### AIM:
Copy out each line in the material below that has the word "ffffff".

### EXTRACTED RECORDS:
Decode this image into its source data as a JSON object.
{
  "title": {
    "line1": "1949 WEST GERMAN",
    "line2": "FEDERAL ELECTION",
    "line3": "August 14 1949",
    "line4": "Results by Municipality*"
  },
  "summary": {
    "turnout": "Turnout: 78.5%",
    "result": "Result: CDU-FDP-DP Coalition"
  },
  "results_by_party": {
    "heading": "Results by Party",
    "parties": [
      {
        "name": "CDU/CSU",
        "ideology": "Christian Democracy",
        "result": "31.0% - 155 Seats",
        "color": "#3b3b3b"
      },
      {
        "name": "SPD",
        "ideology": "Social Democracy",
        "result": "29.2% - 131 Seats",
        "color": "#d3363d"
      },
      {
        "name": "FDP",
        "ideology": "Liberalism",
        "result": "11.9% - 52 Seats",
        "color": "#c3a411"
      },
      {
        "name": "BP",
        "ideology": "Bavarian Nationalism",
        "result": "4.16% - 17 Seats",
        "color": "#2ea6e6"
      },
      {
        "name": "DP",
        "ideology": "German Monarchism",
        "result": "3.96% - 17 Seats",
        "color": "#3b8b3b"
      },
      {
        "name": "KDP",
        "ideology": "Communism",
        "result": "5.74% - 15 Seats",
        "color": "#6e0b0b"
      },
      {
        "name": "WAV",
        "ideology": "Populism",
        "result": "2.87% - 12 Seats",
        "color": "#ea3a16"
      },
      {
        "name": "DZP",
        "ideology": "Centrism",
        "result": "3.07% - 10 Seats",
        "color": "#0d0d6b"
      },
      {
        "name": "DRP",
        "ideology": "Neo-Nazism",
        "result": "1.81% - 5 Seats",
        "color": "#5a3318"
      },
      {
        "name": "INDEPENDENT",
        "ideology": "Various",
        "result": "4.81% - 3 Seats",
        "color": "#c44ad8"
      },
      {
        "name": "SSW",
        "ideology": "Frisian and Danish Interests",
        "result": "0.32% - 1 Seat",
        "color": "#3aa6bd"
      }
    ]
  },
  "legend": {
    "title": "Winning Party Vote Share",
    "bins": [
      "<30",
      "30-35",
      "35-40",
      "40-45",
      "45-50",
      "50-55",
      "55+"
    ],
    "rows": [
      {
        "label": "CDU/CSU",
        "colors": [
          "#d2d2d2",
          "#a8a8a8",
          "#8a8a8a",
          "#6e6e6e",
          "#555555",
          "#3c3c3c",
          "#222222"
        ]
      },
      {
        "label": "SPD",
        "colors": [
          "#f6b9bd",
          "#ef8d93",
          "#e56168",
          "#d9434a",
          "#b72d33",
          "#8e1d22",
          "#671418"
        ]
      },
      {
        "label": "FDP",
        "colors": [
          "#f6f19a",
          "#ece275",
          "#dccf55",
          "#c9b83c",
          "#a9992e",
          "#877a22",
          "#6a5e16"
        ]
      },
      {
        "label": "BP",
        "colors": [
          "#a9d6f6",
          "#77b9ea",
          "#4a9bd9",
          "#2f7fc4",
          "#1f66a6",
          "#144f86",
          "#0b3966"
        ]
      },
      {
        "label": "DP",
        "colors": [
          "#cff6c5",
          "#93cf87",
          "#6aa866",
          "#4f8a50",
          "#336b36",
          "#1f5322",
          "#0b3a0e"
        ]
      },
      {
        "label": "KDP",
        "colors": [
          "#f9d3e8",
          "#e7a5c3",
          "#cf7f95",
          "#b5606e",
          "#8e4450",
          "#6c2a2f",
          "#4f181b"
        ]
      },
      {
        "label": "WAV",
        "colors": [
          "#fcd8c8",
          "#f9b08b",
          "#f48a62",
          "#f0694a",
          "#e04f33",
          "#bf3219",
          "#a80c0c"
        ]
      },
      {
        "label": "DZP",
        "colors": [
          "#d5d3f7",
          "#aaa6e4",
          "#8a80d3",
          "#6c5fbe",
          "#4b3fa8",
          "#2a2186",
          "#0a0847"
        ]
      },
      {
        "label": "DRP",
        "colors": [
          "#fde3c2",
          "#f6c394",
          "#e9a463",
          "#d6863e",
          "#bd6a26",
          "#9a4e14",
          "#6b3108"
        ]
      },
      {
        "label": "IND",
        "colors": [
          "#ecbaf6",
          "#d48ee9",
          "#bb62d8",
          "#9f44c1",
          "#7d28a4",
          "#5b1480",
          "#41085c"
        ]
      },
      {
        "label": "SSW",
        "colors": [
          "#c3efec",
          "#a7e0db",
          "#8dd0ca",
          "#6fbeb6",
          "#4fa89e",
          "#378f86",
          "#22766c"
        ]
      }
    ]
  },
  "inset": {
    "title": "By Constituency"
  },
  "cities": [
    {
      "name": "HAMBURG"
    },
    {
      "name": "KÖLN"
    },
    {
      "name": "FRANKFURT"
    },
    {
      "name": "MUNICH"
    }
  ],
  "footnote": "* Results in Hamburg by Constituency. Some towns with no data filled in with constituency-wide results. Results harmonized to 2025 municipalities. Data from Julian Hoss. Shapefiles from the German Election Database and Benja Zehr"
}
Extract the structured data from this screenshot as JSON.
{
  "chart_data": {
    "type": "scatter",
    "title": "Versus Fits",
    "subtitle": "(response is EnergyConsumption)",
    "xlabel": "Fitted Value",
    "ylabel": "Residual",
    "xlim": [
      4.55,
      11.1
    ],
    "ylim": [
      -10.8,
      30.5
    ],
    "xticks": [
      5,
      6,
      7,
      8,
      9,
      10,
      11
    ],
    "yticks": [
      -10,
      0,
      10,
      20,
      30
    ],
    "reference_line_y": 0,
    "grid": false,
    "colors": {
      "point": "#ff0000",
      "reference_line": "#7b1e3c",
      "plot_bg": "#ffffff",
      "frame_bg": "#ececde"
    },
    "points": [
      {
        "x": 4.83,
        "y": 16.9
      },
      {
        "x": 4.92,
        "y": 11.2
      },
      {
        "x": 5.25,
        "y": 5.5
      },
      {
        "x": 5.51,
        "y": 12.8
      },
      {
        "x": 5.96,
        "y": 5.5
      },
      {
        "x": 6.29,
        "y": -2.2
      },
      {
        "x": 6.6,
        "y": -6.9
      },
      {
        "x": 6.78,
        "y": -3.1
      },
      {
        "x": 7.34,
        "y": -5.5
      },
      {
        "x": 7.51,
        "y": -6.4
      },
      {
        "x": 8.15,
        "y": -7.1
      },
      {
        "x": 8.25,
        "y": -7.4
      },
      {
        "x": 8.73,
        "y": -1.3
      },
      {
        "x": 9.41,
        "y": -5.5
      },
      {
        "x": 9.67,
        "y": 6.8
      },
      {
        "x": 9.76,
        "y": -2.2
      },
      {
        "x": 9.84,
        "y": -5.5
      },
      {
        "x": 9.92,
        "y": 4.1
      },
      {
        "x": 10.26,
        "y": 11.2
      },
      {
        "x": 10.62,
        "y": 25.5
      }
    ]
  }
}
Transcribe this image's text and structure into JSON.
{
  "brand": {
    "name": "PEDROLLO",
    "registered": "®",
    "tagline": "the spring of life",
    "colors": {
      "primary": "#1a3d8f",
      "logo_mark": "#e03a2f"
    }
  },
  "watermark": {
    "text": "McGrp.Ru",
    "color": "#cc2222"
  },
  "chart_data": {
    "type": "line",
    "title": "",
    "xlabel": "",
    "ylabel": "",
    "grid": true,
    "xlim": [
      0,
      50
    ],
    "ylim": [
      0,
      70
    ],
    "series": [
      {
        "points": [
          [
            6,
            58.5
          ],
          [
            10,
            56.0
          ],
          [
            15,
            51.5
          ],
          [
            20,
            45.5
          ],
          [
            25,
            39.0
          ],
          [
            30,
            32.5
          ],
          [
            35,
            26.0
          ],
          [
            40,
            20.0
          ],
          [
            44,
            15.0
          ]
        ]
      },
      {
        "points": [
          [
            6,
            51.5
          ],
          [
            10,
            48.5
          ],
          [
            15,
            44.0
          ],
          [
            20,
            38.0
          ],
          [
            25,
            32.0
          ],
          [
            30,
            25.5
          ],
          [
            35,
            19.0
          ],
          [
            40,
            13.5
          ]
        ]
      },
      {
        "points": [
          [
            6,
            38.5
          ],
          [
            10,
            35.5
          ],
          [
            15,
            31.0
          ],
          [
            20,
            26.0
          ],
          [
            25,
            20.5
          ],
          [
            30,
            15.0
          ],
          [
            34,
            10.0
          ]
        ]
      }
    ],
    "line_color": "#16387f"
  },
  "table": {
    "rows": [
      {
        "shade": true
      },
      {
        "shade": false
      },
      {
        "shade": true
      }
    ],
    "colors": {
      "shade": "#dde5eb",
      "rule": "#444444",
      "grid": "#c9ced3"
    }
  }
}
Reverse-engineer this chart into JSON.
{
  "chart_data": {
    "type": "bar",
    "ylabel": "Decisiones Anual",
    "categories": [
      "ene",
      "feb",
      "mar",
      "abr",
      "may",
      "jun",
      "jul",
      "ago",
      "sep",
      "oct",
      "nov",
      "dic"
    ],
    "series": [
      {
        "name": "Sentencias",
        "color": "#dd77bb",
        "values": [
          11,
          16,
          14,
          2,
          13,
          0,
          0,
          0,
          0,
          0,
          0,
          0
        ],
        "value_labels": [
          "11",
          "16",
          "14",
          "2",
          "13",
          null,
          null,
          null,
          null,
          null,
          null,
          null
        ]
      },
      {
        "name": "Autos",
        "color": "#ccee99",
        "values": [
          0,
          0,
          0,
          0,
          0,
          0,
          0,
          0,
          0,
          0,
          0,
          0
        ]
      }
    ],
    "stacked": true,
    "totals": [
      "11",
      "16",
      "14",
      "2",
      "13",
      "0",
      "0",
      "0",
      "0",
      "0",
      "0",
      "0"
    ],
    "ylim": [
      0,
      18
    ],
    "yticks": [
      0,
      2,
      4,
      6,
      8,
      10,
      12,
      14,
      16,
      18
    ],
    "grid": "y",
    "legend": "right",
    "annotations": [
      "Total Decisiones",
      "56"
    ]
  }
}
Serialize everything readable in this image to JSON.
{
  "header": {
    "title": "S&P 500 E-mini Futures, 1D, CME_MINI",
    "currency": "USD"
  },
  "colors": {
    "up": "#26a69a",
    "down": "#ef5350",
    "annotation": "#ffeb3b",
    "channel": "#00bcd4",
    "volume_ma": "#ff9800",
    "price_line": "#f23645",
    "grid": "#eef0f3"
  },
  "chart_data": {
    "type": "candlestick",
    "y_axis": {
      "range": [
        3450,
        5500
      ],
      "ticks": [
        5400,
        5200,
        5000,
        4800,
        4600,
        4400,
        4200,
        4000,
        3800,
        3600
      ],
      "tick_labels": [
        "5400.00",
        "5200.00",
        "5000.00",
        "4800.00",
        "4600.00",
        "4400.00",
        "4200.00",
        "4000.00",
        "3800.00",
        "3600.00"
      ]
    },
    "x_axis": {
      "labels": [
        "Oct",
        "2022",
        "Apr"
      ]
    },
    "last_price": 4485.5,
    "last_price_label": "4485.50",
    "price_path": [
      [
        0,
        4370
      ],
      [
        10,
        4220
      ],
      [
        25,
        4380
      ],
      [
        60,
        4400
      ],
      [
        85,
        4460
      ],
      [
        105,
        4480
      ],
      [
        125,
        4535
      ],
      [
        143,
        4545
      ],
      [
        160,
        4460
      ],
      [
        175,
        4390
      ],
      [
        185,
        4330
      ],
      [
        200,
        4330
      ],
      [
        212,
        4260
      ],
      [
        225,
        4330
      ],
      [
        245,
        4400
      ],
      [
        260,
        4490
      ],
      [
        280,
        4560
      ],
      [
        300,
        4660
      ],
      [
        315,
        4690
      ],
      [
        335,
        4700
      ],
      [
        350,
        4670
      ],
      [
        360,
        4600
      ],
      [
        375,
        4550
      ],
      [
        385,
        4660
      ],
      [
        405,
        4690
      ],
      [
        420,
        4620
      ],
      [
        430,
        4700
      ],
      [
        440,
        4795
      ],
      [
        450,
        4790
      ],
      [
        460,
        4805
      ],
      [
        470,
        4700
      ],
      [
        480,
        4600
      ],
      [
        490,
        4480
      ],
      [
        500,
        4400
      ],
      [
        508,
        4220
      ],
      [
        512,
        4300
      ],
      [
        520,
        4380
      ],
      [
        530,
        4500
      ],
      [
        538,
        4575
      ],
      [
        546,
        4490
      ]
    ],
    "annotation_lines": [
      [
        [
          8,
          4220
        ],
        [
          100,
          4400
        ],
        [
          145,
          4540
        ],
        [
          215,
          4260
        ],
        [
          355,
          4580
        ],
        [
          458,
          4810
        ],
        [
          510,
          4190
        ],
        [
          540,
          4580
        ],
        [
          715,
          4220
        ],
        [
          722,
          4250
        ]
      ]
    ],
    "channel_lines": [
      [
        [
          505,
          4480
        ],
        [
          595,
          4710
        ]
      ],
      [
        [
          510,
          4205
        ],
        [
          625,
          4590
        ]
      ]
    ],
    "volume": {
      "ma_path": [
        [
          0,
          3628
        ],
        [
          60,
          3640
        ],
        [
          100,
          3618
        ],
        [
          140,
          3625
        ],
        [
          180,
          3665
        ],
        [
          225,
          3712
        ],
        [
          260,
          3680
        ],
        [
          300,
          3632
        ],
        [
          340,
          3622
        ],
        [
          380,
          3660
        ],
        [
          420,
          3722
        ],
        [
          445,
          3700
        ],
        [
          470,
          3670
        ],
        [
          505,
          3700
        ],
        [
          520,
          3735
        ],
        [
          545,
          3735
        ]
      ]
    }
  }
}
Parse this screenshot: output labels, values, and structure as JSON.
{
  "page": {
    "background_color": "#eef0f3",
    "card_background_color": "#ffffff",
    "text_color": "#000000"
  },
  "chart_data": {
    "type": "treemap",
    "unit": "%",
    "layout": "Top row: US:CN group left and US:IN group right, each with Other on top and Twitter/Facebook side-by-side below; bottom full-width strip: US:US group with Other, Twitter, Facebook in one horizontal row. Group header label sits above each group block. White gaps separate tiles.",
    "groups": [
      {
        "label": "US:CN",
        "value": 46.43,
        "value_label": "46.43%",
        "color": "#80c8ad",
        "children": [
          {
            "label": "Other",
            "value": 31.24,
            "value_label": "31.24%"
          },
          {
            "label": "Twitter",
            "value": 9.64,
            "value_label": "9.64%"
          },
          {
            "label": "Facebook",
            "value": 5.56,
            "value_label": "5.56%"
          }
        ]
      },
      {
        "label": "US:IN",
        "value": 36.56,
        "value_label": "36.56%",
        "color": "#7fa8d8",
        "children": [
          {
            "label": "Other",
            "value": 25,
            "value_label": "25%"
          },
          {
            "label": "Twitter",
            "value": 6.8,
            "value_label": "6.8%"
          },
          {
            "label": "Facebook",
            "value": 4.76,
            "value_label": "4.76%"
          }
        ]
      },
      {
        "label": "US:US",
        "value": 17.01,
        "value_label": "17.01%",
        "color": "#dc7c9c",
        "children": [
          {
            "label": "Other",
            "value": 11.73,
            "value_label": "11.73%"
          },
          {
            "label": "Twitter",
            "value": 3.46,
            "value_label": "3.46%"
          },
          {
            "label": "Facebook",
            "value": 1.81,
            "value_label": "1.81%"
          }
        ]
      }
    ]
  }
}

### PROBLEM SOLUTION:
      "plot_bg": "#ffffff",
    "card_background_color": "#ffffff",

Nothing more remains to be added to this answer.